Dataset records on visual material:
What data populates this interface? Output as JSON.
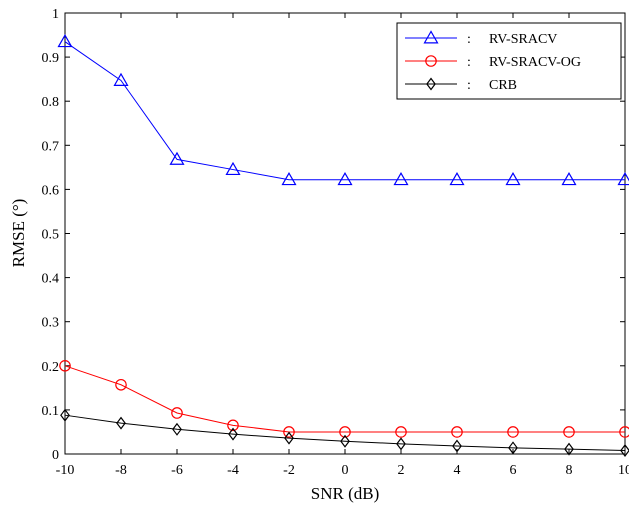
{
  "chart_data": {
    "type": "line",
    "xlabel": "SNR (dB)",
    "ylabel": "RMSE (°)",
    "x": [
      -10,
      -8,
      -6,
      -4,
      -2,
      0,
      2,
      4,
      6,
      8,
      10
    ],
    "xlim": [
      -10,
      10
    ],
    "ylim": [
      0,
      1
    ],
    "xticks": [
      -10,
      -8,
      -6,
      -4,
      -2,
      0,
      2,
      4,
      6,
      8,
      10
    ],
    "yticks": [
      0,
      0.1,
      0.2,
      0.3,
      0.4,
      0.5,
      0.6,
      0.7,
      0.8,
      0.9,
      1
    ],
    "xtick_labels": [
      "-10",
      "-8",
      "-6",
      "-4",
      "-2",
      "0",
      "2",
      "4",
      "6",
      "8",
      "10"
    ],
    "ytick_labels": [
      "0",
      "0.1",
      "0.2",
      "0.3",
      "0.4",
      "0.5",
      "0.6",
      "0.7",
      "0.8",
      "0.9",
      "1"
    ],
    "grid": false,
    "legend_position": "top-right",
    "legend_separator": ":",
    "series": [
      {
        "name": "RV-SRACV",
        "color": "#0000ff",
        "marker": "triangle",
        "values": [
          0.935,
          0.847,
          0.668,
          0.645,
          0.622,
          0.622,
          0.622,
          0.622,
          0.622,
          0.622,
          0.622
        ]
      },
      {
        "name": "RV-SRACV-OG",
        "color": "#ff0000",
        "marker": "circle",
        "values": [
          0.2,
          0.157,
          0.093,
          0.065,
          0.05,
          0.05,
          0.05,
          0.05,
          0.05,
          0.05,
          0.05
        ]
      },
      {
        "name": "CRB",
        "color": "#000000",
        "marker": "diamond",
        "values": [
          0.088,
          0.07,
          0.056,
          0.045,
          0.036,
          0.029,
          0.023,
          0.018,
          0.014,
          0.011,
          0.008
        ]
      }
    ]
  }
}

◆ Exercise description ◆
Return the whole listing, word for word, and leave out every picture.

◆ Finished task ◆
What data populates this interface? Output as JSON.
{
  "chart_data": {
    "type": "line",
    "xlabel": "SNR (dB)",
    "ylabel": "RMSE (°)",
    "x": [
      -10,
      -8,
      -6,
      -4,
      -2,
      0,
      2,
      4,
      6,
      8,
      10
    ],
    "xlim": [
      -10,
      10
    ],
    "ylim": [
      0,
      1
    ],
    "xticks": [
      -10,
      -8,
      -6,
      -4,
      -2,
      0,
      2,
      4,
      6,
      8,
      10
    ],
    "yticks": [
      0,
      0.1,
      0.2,
      0.3,
      0.4,
      0.5,
      0.6,
      0.7,
      0.8,
      0.9,
      1
    ],
    "xtick_labels": [
      "-10",
      "-8",
      "-6",
      "-4",
      "-2",
      "0",
      "2",
      "4",
      "6",
      "8",
      "10"
    ],
    "ytick_labels": [
      "0",
      "0.1",
      "0.2",
      "0.3",
      "0.4",
      "0.5",
      "0.6",
      "0.7",
      "0.8",
      "0.9",
      "1"
    ],
    "grid": false,
    "legend_position": "top-right",
    "legend_separator": ":",
    "series": [
      {
        "name": "RV-SRACV",
        "color": "#0000ff",
        "marker": "triangle",
        "values": [
          0.935,
          0.847,
          0.668,
          0.645,
          0.622,
          0.622,
          0.622,
          0.622,
          0.622,
          0.622,
          0.622
        ]
      },
      {
        "name": "RV-SRACV-OG",
        "color": "#ff0000",
        "marker": "circle",
        "values": [
          0.2,
          0.157,
          0.093,
          0.065,
          0.05,
          0.05,
          0.05,
          0.05,
          0.05,
          0.05,
          0.05
        ]
      },
      {
        "name": "CRB",
        "color": "#000000",
        "marker": "diamond",
        "values": [
          0.088,
          0.07,
          0.056,
          0.045,
          0.036,
          0.029,
          0.023,
          0.018,
          0.014,
          0.011,
          0.008
        ]
      }
    ]
  }
}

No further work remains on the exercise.